### TEXTO PARA LEITURA:
━━━━

Diário – leituras – Raízes do Brasil


E lá se vão alguns dias desde que terminei de ler Raízes do Brasil, de Sérgio Buarque de Holanda,  um dos grandes clássicos entre livros chamados de “explicação (ou explicações) do Brasil”, publicados na primeira metade do século XX.  Os outros dois grandes clássicos seriam Casa Grande e Senzala, de Gilberto Freyre; e Formação do Brasil Contemporâneo, de Caio Prado Júnior.

Na década de 1930 Sérgio Buarque de Holanda era um historiador e intelectual respeitado, e não apenas o “pai do Chico Buarque”, como acabou se tornando a partir dos anos 1960.

Consegui chegar ao final da leitura na minha segunda tentativa.  :) Não me foi uma leitura super fluente, como é possível imaginar.

O livro virou um clássico em seu pioneirismo de tentar explicar o Brasil a partir da análise da história do país,  e a partir de sua formação, desde que os portugueses por aqui chegaram. Além de tentar interpretar o funcionamento do país, Sérgio Buarque de Holanda ainda faz comparações com os países vizinhos, formados a partir da chegada dos espanhóis.

━━━━

[Registros de onde os elementos aparecem]
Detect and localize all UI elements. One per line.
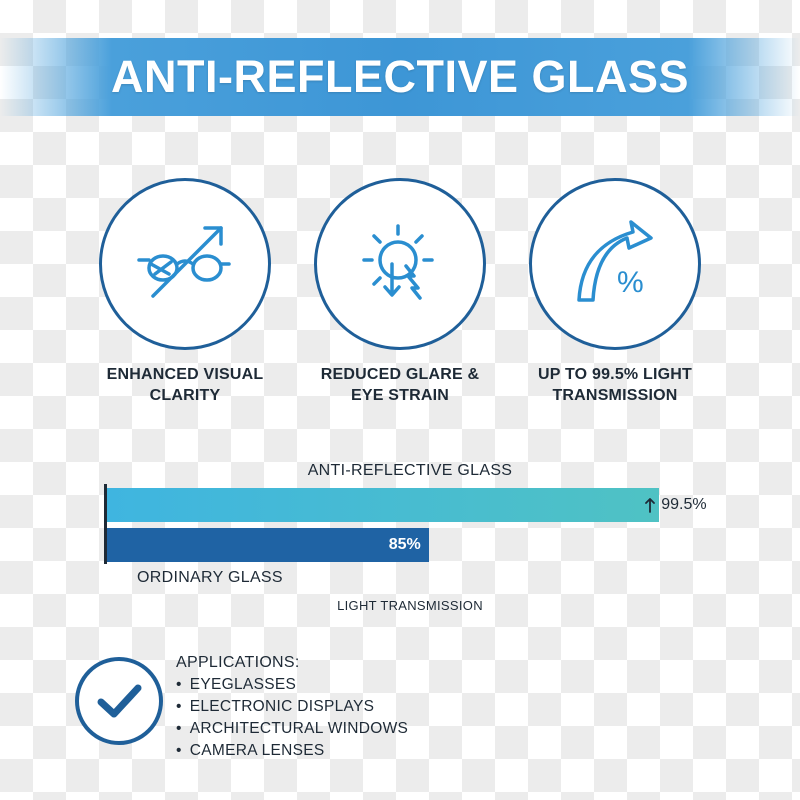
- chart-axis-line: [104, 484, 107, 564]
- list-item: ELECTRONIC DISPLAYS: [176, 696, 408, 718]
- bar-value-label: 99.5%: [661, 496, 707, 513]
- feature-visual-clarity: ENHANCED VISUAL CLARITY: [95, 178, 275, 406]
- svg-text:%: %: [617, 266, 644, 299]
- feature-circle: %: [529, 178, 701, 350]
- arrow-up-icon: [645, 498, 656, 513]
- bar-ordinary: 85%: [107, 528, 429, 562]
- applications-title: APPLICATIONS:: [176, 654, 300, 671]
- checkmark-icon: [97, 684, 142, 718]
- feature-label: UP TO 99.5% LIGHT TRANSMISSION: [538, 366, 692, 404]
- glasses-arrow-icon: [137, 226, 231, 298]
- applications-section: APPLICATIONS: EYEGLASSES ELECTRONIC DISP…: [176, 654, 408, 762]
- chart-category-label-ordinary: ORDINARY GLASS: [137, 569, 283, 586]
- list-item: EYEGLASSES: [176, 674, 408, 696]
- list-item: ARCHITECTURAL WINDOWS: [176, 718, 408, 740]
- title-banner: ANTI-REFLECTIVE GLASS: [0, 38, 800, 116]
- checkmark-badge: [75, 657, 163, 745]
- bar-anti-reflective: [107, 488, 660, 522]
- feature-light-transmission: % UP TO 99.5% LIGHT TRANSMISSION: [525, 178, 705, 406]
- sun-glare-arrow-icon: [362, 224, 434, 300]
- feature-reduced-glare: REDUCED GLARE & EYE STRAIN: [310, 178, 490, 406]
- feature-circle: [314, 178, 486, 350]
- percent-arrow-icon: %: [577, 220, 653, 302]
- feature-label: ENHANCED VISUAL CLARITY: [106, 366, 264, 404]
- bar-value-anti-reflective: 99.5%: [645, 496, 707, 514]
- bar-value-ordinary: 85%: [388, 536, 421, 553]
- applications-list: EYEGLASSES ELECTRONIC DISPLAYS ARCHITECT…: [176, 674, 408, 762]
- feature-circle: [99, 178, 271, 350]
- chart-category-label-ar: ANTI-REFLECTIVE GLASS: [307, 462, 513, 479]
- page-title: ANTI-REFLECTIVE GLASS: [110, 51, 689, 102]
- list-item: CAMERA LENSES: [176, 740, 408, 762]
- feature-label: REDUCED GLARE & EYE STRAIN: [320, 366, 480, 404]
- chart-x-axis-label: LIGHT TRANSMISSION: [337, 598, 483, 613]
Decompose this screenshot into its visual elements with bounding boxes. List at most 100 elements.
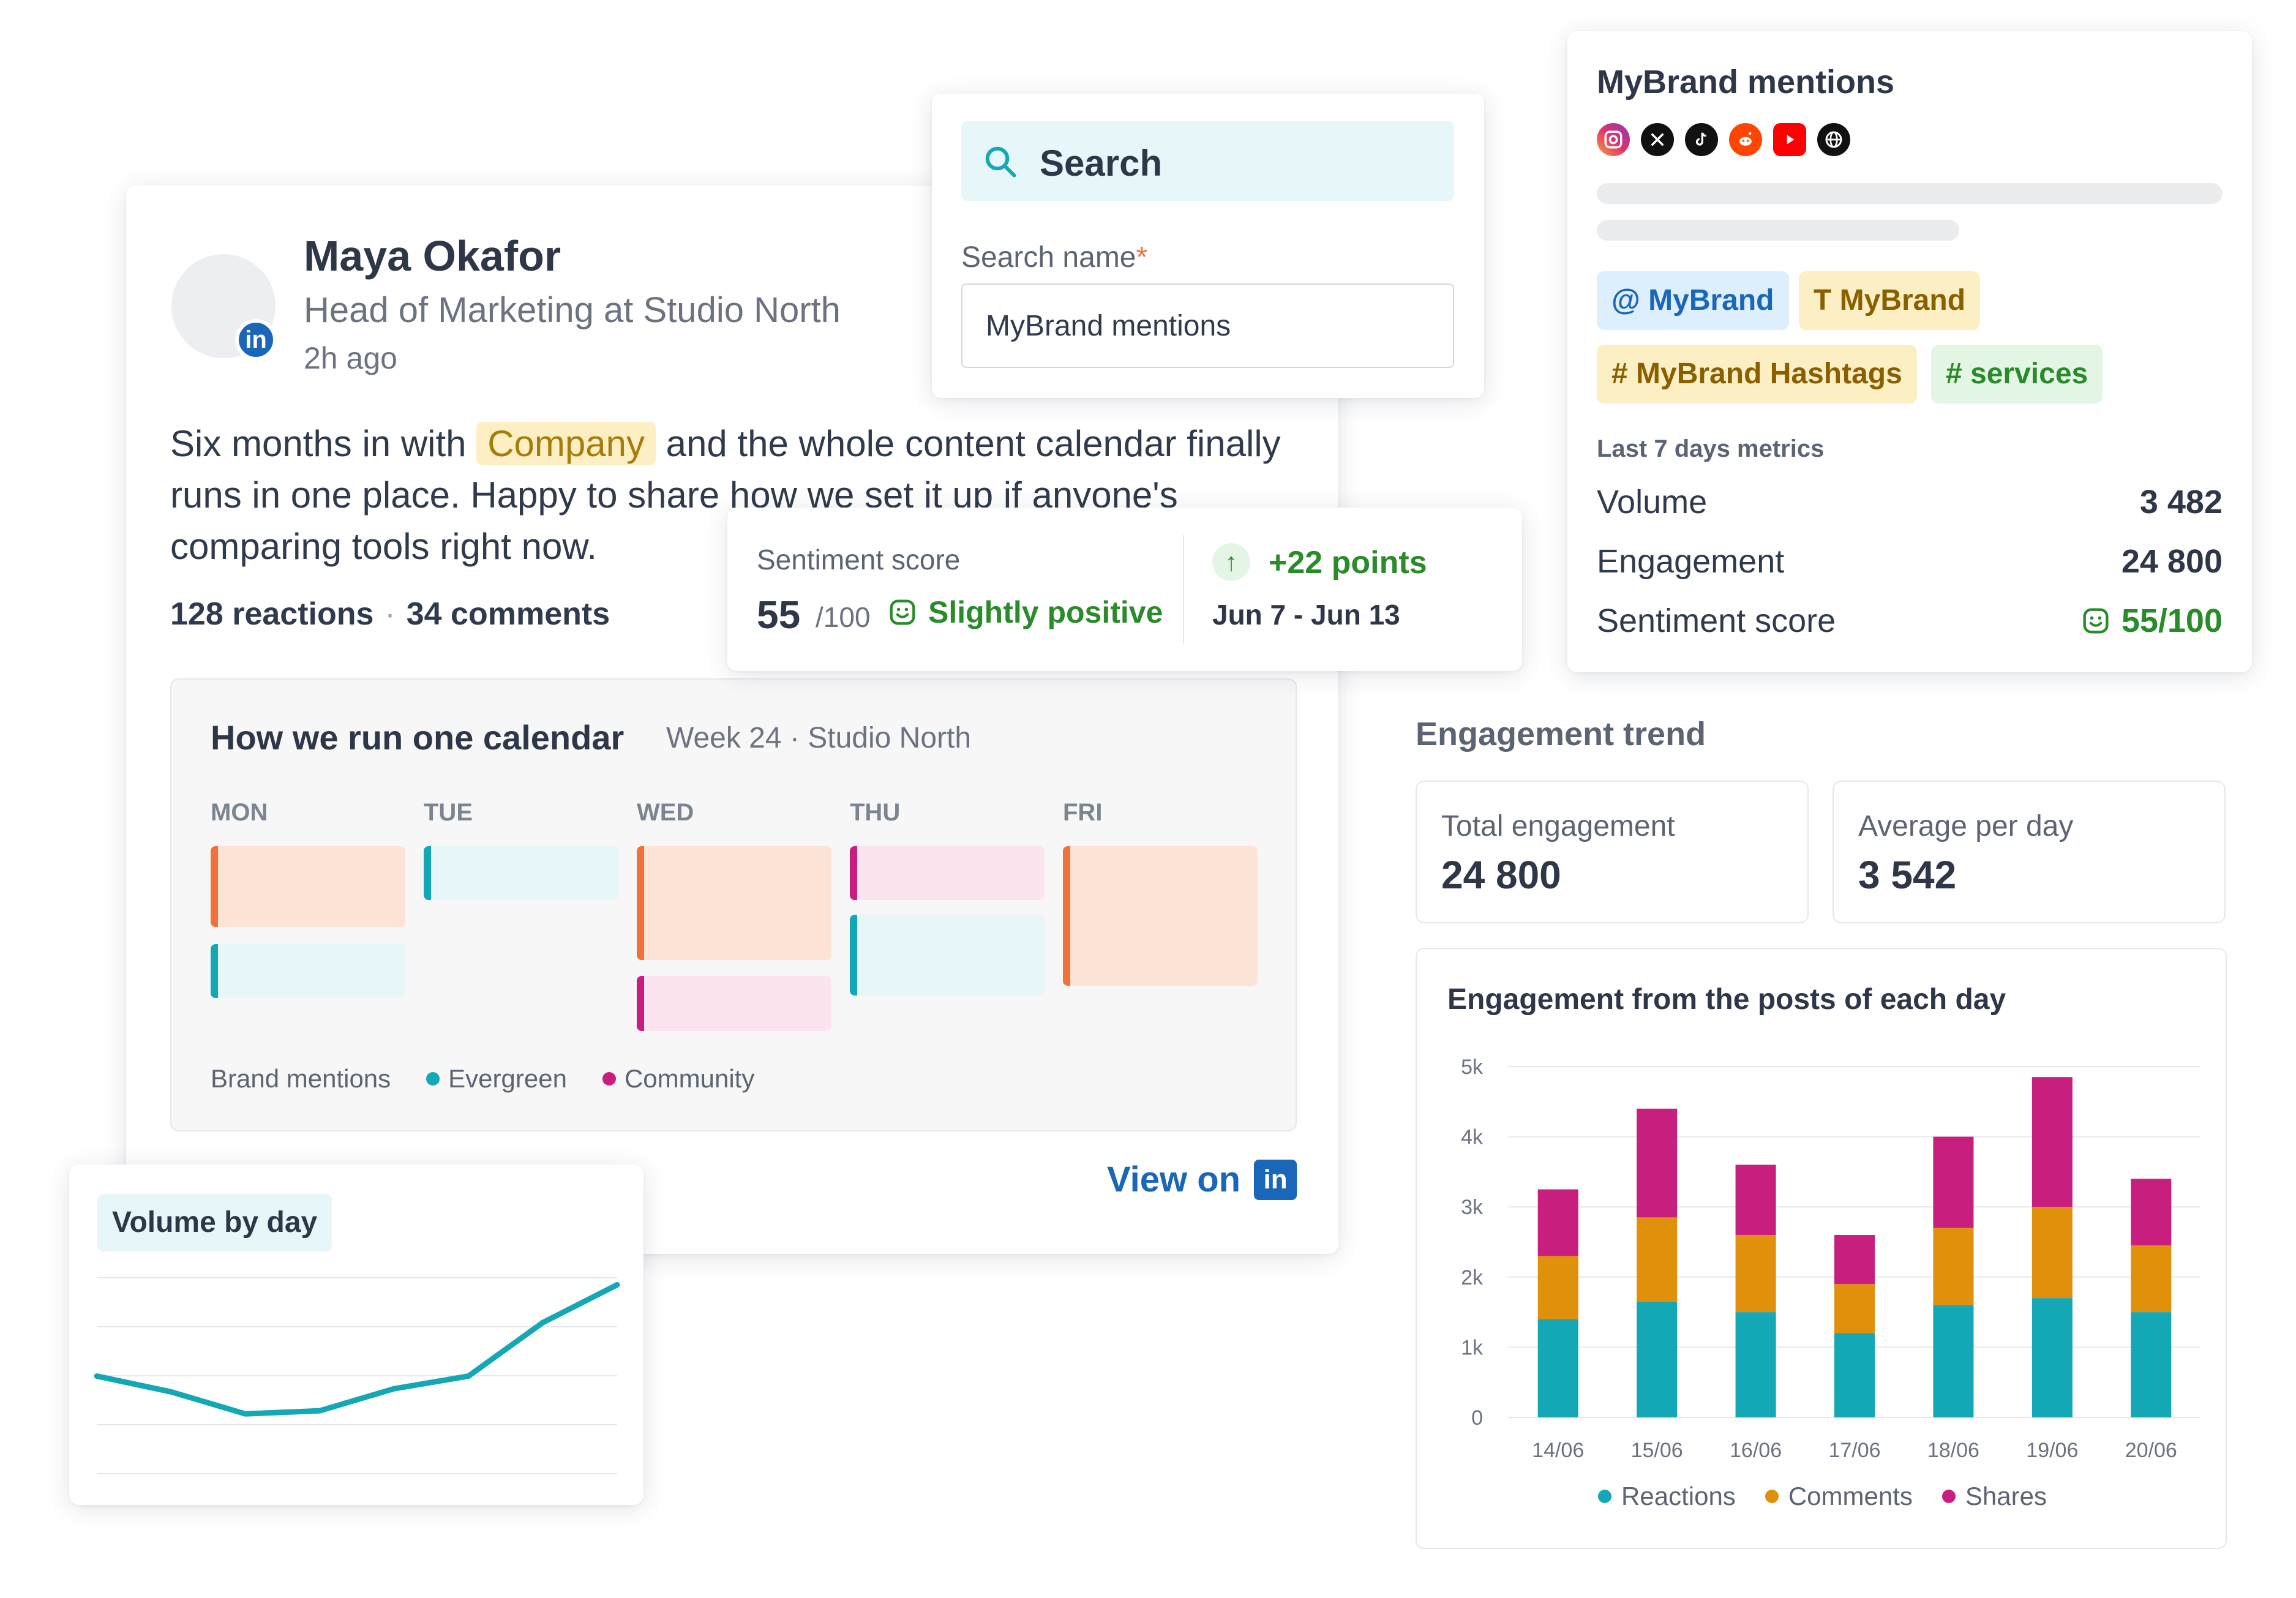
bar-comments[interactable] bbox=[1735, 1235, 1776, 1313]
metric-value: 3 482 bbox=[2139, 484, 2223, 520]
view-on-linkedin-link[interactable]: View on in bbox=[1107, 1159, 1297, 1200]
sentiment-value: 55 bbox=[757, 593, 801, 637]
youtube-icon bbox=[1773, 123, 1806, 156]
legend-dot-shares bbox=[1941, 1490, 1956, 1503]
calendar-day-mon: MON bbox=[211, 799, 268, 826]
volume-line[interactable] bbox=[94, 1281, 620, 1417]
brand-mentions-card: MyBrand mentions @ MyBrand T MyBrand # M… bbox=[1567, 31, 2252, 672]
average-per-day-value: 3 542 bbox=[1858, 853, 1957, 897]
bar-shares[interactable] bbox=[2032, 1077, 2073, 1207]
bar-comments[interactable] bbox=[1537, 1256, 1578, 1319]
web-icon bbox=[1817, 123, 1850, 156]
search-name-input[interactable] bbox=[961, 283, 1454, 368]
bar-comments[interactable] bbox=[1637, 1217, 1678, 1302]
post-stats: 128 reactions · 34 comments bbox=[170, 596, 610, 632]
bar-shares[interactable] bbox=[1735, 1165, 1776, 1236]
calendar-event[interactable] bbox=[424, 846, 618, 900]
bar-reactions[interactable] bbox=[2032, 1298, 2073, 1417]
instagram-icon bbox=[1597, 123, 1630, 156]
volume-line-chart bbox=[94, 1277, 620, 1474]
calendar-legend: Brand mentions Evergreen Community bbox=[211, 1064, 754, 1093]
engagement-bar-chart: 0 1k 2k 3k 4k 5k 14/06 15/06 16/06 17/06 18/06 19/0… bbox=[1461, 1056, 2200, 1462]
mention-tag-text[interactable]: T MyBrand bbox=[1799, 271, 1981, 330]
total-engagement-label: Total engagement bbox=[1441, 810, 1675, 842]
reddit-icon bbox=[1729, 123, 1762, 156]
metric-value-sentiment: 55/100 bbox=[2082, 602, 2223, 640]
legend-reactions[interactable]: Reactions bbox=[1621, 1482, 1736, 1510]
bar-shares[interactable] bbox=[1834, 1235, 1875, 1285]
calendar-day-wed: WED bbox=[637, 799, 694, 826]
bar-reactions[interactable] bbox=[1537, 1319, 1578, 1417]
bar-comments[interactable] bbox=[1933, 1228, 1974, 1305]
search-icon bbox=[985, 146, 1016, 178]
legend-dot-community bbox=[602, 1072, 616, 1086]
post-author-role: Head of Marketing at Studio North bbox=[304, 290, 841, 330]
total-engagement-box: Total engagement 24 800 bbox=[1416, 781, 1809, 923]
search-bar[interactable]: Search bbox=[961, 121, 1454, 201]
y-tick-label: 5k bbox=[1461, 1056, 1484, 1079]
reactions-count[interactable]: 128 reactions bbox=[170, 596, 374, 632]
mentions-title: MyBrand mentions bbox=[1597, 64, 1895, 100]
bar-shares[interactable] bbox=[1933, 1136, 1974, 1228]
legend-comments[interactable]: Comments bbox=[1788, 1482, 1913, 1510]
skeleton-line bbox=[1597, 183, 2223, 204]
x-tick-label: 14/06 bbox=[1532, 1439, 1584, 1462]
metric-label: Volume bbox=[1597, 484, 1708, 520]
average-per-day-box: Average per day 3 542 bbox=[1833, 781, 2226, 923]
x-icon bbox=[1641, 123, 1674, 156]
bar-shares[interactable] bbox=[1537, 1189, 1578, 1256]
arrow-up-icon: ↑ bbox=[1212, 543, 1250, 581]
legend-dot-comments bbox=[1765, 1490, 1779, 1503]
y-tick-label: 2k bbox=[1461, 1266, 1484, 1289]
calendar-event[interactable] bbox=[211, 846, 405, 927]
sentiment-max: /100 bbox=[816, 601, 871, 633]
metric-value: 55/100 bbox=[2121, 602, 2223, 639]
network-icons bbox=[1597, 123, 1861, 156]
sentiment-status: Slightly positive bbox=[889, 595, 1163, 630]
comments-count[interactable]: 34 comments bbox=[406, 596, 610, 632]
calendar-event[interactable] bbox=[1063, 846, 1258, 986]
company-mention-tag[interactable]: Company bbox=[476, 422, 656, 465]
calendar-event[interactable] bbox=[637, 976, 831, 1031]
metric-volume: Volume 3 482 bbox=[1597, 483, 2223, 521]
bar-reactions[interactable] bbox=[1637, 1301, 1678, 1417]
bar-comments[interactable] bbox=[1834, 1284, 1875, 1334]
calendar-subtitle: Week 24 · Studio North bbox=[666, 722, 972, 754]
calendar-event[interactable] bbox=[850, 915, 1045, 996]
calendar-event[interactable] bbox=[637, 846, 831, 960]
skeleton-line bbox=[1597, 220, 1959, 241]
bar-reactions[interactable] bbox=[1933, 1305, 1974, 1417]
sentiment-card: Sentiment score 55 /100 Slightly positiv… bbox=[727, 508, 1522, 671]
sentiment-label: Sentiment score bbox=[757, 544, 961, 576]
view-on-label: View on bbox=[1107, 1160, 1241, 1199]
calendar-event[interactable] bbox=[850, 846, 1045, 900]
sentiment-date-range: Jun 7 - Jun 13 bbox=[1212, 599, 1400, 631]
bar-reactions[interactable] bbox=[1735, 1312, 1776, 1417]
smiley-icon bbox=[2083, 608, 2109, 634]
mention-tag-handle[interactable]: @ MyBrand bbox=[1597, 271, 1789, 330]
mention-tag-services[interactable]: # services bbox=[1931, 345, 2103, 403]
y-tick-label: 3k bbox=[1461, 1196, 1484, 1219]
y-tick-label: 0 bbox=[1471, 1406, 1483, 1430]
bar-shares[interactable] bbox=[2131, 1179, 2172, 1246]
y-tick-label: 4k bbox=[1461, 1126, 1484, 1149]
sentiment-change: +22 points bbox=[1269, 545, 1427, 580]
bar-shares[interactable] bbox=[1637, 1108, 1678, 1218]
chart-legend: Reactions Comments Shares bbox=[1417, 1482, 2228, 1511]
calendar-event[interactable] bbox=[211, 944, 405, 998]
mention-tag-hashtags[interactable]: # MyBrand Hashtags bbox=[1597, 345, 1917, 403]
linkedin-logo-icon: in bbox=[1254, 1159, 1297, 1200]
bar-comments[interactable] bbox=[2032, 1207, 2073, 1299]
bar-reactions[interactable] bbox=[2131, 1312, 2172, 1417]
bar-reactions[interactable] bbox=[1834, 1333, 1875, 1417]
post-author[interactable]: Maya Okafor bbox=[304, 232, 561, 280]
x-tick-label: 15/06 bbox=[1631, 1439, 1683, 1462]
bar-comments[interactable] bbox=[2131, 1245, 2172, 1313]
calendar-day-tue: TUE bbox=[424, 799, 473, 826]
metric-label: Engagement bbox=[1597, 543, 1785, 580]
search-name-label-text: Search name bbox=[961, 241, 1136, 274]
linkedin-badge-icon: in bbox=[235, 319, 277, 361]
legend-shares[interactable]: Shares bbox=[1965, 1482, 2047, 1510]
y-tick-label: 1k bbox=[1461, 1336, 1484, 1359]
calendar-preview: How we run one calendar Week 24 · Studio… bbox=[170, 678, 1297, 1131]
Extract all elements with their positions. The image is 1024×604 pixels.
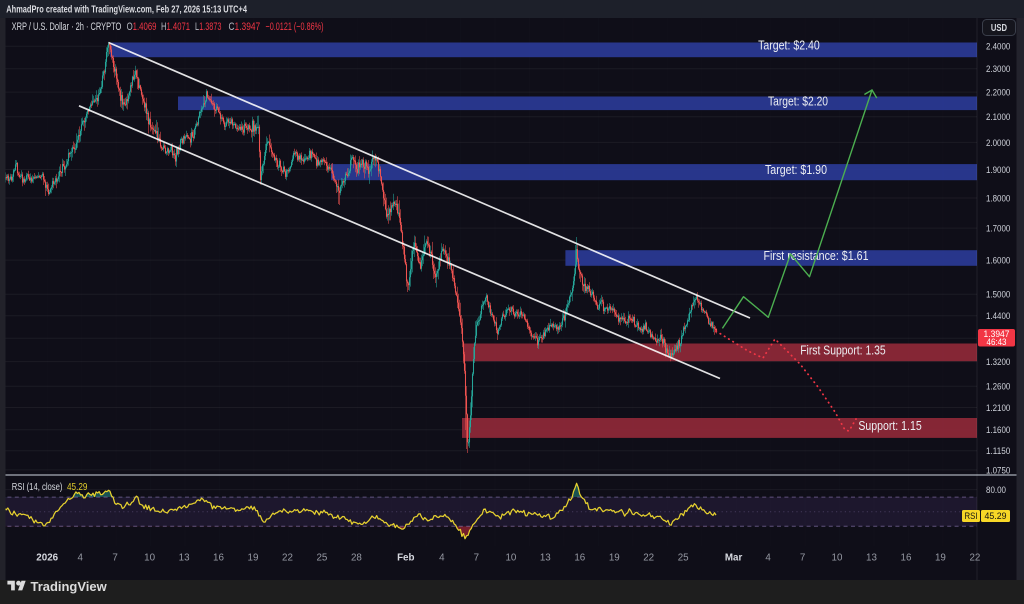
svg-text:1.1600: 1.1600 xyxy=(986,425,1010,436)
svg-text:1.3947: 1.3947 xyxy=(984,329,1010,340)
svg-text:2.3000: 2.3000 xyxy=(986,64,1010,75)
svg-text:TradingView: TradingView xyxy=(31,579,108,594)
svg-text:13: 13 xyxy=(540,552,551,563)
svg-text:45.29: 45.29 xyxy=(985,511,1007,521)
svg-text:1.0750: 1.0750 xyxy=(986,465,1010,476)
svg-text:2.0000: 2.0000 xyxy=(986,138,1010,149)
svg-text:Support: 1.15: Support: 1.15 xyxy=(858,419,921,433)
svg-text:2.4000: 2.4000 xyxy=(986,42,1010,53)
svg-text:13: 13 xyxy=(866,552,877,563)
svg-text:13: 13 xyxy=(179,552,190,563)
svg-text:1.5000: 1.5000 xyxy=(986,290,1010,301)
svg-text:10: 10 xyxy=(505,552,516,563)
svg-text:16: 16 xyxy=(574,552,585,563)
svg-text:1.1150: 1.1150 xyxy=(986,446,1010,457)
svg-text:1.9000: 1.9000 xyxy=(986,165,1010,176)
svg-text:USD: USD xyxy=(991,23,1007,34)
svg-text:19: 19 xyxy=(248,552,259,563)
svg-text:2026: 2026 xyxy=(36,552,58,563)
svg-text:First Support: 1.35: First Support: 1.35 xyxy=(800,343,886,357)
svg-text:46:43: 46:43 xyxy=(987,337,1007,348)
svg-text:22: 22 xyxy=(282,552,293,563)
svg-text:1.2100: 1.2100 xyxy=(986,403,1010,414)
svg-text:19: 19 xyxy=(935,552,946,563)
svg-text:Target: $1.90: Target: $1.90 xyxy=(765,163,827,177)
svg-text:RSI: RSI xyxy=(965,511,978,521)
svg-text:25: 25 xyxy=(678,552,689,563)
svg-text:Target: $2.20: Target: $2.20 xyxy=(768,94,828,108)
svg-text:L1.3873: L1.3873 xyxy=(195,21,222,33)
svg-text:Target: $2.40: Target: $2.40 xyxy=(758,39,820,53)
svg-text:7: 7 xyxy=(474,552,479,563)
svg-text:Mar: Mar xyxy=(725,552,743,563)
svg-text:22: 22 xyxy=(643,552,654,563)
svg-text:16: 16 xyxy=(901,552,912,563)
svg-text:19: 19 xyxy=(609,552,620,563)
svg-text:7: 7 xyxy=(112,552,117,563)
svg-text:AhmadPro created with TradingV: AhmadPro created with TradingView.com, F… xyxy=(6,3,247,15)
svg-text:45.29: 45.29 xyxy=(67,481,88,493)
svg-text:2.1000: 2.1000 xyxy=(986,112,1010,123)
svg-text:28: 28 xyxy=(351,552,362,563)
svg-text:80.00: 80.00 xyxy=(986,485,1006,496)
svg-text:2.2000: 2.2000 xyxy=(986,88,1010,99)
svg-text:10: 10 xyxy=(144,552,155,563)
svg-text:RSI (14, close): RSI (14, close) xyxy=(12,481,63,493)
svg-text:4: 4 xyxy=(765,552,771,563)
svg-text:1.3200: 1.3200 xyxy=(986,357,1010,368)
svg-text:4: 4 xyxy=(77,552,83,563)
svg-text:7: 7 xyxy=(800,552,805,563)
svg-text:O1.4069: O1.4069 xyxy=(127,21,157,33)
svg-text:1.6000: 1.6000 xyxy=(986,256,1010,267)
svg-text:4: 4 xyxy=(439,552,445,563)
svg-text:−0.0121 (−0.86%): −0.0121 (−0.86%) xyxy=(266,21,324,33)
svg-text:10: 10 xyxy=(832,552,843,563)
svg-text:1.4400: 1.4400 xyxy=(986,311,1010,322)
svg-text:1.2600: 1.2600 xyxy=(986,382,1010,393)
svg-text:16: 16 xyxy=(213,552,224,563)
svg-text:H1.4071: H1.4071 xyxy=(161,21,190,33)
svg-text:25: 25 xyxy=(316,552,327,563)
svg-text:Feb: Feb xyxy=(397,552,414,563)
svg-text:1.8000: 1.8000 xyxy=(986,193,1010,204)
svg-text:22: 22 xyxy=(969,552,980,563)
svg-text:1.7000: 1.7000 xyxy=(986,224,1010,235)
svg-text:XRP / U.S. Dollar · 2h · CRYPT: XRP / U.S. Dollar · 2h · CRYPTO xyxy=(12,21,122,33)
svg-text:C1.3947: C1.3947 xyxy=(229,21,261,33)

━━━━

### TAREFAS ESCRITAS:
1. Segundo o texto sobre Raízes do Brasil, quais são os outros dois grandes clássicos de explicação do Brasil?
2. Transcreva dos registros, sem nenhuma alteração, as linhas que vão da que contém "- chart-axis-line: [104, 484, 107, 564]" até a que contém "- feature-light-transmission: %", incluindo as duas.

### RESPOSTAS DO EXERCÍCIO:
1. Casa Grande e Senzala, de Gilberto Freyre, e Formação do Brasil Contemporâneo, de Caio Prado Júnior.

2.
- chart-axis-line: [104, 484, 107, 564]
- list-item: ELECTRONIC DISPLAYS: [176, 696, 408, 718]
- bar-value-label: 99.5%: [661, 496, 707, 513]
- feature-visual-clarity: ENHANCED VISUAL CLARITY: [95, 178, 275, 406]
- svg-text:%: %: [617, 266, 644, 299]
- feature-circle: %: [529, 178, 701, 350]
- arrow-up-icon: [645, 498, 656, 513]
- bar-ordinary: 85%: [107, 528, 429, 562]
- applications-title: APPLICATIONS:: [176, 654, 300, 671]
- checkmark-icon: [97, 684, 142, 718]
- feature-label: UP TO 99.5% LIGHT TRANSMISSION: [538, 366, 692, 404]
- glasses-arrow-icon: [137, 226, 231, 298]
- applications-section: APPLICATIONS: EYEGLASSES ELECTRONIC DISP…: [176, 654, 408, 762]
- chart-category-label-ordinary: ORDINARY GLASS: [137, 569, 283, 586]
- list-item: EYEGLASSES: [176, 674, 408, 696]
- list-item: ARCHITECTURAL WINDOWS: [176, 718, 408, 740]
- title-banner: ANTI-REFLECTIVE GLASS: [0, 38, 800, 116]
- checkmark-badge: [75, 657, 163, 745]
- bar-anti-reflective: [107, 488, 660, 522]
- feature-light-transmission: % UP TO 99.5% LIGHT TRANSMISSION: [525, 178, 705, 406]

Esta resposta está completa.